▸ **GOAL OF THE EXERCISE**
Copy the data precisely, keeping every character.

▸ **Dataset records**
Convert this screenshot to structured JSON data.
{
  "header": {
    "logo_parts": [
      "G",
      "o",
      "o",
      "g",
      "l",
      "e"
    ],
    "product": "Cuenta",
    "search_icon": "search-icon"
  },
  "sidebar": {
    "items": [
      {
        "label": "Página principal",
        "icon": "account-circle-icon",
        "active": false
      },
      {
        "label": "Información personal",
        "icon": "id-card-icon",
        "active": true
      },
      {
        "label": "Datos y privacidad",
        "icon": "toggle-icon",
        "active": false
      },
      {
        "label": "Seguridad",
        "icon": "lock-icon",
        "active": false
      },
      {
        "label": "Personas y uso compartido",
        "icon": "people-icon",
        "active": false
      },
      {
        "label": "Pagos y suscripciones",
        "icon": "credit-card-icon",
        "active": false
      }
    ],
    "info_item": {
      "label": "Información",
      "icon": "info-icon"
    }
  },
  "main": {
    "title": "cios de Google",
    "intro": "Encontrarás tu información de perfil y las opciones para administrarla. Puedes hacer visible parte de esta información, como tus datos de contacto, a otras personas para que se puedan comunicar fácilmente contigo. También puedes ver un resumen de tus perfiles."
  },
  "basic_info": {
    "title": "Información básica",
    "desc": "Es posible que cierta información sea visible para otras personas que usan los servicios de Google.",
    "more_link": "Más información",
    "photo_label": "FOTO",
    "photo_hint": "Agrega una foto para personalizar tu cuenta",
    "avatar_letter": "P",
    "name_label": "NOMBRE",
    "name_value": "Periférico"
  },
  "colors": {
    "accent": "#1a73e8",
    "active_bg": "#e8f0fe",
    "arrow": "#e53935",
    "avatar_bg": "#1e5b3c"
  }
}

▸ **WORKED SOLUTION**
Convert this screenshot to structured JSON data.
{
  "header": {
    "logo_parts": [
      "G",
      "o",
      "o",
      "g",
      "l",
      "e"
    ],
    "product": "Cuenta",
    "search_icon": "search-icon"
  },
  "sidebar": {
    "items": [
      {
        "label": "Página principal",
        "icon": "account-circle-icon",
        "active": false
      },
      {
        "label": "Información personal",
        "icon": "id-card-icon",
        "active": true
      },
      {
        "label": "Datos y privacidad",
        "icon": "toggle-icon",
        "active": false
      },
      {
        "label": "Seguridad",
        "icon": "lock-icon",
        "active": false
      },
      {
        "label": "Personas y uso compartido",
        "icon": "people-icon",
        "active": false
      },
      {
        "label": "Pagos y suscripciones",
        "icon": "credit-card-icon",
        "active": false
      }
    ],
    "info_item": {
      "label": "Información",
      "icon": "info-icon"
    }
  },
  "main": {
    "title": "cios de Google",
    "intro": "Encontrarás tu información de perfil y las opciones para administrarla. Puedes hacer visible parte de esta información, como tus datos de contacto, a otras personas para que se puedan comunicar fácilmente contigo. También puedes ver un resumen de tus perfiles."
  },
  "basic_info": {
    "title": "Información básica",
    "desc": "Es posible que cierta información sea visible para otras personas que usan los servicios de Google.",
    "more_link": "Más información",
    "photo_label": "FOTO",
    "photo_hint": "Agrega una foto para personalizar tu cuenta",
    "avatar_letter": "P",
    "name_label": "NOMBRE",
    "name_value": "Periférico"
  },
  "colors": {
    "accent": "#1a73e8",
    "active_bg": "#e8f0fe",
    "arrow": "#e53935",
    "avatar_bg": "#1e5b3c"
  }
}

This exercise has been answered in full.